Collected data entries
⟨

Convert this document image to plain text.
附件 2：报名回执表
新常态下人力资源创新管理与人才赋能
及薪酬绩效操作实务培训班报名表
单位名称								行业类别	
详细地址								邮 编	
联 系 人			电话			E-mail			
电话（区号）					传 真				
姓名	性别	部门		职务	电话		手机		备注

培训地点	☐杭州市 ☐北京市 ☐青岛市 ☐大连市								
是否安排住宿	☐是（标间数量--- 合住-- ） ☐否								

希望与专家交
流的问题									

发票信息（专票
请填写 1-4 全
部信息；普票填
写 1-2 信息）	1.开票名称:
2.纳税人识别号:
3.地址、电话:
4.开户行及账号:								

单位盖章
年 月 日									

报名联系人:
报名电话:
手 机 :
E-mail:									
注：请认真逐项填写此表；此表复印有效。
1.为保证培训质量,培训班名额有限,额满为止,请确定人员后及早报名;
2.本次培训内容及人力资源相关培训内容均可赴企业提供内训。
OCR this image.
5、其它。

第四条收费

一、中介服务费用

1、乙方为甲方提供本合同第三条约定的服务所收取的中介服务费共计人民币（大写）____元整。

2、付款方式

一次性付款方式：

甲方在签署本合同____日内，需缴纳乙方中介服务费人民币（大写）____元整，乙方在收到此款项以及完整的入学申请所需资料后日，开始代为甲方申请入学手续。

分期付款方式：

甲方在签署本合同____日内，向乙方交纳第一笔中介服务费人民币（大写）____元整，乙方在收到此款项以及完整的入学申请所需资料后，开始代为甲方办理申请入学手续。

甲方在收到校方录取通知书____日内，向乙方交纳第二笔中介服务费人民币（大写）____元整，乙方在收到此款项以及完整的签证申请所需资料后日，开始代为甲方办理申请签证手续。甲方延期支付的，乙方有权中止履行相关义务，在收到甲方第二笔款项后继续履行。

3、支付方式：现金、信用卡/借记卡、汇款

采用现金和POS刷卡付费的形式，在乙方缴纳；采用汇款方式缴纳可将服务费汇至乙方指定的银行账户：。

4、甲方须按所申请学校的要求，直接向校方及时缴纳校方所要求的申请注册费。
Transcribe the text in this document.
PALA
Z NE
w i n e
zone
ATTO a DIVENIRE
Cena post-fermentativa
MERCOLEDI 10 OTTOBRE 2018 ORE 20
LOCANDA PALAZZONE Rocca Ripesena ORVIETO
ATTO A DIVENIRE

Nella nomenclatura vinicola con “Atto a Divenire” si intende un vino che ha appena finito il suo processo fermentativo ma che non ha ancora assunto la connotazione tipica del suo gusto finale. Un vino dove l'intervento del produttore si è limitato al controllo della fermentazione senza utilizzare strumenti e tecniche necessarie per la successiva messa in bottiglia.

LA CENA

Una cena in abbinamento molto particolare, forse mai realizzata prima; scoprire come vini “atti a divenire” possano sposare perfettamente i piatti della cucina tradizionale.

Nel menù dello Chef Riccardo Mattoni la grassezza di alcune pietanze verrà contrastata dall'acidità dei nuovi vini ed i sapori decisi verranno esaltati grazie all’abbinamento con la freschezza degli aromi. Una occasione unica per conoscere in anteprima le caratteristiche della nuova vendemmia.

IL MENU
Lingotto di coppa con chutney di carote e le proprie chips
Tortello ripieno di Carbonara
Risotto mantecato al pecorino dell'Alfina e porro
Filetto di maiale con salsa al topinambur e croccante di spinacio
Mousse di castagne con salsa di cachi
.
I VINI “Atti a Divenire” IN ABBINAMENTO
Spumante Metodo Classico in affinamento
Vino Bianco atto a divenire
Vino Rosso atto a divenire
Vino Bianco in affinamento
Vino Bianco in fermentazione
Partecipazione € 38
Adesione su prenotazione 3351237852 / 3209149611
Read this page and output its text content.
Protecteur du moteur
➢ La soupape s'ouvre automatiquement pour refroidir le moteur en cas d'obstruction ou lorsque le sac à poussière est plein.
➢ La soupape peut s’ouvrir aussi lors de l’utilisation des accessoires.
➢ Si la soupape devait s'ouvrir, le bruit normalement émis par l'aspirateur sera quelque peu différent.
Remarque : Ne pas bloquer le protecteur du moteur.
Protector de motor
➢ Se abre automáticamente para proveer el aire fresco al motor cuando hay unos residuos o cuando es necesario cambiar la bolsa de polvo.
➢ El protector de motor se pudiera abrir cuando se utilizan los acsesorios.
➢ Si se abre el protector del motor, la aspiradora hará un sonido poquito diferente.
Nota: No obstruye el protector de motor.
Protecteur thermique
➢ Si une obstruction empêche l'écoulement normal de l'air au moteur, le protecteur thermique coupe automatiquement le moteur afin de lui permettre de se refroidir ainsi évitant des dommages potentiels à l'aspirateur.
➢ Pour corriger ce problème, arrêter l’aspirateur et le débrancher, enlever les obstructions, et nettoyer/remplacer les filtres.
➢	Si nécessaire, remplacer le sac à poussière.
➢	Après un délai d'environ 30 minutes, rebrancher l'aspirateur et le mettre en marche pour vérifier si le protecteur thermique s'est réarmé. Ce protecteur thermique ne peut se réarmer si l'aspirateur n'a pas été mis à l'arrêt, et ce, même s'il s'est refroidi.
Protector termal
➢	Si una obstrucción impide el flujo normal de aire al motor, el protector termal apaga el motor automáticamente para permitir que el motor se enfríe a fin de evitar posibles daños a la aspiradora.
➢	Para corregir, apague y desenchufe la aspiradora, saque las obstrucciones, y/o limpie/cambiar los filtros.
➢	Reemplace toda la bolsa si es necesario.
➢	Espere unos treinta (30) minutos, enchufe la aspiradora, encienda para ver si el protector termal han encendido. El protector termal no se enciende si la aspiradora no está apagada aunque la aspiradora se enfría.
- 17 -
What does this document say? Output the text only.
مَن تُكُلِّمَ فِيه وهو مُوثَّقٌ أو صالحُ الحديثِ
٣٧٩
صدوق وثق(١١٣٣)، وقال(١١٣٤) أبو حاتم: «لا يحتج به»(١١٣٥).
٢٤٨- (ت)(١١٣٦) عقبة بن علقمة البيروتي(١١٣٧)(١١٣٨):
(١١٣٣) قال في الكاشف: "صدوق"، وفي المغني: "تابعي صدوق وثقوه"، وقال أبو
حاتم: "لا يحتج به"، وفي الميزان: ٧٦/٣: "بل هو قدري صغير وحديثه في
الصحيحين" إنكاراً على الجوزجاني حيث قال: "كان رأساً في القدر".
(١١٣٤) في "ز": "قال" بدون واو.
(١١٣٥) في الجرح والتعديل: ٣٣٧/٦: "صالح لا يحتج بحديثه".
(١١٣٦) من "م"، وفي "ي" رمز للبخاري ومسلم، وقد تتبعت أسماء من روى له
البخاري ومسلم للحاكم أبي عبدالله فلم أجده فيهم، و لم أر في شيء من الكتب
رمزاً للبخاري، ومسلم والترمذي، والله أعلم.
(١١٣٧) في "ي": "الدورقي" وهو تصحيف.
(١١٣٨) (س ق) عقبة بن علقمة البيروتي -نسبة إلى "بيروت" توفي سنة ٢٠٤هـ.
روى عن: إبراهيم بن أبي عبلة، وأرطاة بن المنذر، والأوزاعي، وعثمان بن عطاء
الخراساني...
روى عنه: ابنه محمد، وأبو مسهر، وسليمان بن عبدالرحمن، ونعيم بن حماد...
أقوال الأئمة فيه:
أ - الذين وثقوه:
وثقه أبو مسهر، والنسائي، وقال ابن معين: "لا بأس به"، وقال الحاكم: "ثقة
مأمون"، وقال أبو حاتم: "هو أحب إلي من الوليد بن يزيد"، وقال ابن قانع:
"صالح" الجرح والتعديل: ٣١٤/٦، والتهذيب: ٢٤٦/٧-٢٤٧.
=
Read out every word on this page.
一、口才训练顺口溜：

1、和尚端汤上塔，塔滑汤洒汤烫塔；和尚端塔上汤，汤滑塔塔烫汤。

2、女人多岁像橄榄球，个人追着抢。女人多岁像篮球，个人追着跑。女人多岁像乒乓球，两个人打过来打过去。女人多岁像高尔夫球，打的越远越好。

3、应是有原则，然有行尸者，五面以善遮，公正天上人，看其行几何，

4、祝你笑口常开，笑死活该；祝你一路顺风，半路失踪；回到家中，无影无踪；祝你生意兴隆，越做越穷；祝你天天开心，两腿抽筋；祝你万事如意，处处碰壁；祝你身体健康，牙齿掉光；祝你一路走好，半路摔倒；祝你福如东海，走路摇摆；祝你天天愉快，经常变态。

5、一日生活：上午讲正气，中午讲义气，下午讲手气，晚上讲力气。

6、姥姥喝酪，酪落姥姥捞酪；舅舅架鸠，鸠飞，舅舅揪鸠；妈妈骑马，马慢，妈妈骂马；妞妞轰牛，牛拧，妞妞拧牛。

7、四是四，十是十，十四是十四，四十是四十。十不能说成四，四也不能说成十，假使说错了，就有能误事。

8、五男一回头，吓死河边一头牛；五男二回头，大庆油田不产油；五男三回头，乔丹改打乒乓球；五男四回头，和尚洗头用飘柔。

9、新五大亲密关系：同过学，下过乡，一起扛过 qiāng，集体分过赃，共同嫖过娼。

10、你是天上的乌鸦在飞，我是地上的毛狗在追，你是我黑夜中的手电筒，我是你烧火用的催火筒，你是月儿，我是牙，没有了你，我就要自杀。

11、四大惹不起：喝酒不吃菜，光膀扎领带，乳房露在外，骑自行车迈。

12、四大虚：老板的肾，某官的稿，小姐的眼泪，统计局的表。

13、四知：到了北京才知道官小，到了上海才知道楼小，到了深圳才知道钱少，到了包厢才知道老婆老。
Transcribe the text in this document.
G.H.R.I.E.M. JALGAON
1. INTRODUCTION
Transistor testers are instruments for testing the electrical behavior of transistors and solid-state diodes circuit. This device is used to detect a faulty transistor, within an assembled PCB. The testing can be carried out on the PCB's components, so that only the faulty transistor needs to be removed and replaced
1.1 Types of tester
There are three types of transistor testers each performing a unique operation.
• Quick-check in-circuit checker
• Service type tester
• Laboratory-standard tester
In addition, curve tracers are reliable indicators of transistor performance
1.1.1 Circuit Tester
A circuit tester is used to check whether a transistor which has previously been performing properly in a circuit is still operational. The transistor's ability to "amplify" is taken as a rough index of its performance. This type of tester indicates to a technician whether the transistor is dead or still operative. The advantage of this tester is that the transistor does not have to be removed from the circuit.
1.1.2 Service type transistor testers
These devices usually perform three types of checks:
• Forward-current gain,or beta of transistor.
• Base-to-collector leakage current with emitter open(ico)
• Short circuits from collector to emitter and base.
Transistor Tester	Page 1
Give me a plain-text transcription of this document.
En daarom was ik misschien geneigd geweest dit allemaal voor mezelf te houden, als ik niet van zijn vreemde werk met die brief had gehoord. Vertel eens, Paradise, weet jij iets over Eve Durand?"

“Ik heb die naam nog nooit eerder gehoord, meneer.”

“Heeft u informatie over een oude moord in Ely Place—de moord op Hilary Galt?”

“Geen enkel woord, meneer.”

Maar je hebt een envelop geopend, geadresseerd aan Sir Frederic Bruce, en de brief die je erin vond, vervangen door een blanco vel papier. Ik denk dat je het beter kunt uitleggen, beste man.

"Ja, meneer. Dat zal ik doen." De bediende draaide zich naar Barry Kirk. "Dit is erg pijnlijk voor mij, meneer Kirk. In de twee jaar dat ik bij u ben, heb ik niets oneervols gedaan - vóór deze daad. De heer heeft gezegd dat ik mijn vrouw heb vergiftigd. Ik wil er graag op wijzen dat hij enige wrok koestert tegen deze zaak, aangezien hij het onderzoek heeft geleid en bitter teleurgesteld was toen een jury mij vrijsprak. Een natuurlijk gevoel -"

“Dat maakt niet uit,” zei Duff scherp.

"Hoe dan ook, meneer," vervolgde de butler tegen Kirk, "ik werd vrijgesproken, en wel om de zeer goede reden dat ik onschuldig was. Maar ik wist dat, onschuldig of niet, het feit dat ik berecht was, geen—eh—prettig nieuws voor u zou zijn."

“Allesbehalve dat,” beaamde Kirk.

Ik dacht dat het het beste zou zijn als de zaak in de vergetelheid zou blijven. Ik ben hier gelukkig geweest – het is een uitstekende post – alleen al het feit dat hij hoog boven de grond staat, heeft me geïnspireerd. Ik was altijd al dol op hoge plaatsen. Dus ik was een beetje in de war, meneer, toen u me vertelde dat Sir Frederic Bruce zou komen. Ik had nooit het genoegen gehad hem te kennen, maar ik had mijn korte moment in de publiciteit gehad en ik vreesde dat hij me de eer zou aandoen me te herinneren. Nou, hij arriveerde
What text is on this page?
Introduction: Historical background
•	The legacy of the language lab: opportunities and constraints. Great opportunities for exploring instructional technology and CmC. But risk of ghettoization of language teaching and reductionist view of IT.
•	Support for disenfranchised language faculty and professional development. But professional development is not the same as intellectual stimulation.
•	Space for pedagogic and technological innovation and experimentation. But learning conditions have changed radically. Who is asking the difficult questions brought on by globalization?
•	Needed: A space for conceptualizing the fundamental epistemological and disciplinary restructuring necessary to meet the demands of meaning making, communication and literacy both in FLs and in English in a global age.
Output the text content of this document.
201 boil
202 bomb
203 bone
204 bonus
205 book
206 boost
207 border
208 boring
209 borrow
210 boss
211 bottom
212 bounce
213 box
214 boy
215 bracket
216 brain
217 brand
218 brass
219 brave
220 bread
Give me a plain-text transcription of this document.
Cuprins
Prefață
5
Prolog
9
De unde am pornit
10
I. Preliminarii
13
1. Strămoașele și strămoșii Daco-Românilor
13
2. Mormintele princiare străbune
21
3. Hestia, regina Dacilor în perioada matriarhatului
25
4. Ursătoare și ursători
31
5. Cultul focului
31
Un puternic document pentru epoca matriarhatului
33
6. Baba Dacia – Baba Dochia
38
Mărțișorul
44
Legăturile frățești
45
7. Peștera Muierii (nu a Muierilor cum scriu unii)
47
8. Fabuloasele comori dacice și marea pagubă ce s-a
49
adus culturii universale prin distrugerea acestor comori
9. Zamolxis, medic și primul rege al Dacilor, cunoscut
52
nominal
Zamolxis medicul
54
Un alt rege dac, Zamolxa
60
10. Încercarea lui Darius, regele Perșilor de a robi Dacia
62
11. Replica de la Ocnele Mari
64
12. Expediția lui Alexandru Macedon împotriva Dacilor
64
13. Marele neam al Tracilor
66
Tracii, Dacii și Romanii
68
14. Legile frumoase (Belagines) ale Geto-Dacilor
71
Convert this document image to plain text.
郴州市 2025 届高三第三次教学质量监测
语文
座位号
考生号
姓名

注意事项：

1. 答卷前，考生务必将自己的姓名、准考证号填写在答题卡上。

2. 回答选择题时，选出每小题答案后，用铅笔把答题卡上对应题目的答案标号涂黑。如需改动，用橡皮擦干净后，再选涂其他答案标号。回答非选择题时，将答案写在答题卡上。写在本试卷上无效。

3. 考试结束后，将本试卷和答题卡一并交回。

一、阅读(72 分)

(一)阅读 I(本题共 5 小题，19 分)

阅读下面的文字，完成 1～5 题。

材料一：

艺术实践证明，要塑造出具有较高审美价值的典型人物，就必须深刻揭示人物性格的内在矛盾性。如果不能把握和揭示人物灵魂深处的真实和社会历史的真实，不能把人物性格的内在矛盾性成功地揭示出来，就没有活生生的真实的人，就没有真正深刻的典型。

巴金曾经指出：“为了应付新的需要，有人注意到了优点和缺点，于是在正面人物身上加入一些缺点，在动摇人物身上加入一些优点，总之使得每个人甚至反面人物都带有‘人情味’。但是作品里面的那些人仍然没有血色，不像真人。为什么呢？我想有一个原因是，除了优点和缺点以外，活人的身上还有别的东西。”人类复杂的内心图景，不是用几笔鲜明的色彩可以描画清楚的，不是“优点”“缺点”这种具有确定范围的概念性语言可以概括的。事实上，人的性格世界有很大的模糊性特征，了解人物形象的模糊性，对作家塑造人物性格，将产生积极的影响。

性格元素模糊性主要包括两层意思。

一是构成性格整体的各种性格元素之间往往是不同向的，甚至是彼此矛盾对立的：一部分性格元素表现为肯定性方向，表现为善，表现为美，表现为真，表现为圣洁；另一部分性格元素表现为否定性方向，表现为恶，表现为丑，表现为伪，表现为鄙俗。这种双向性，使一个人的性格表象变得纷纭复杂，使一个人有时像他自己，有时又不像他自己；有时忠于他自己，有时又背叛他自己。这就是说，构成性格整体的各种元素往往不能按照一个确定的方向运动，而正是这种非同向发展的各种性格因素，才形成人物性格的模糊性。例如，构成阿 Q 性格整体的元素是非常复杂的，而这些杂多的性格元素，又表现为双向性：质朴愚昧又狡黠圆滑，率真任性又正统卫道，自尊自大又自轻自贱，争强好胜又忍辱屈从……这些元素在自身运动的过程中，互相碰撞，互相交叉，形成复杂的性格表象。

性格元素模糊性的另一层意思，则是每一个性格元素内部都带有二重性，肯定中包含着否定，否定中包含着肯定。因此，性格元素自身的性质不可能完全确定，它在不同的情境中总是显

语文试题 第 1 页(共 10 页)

⟩

Directions for this task
List every line above that contains the word "ومسلم".

Task answer
(١١٣٦) من "م"، وفي "ي" رمز للبخاري ومسلم، وقد تتبعت أسماء من روى له
البخاري ومسلم للحاكم أبي عبدالله فلم أجده فيهم، و لم أر في شيء من الكتب
رمزاً للبخاري، ومسلم والترمذي، والله أعلم.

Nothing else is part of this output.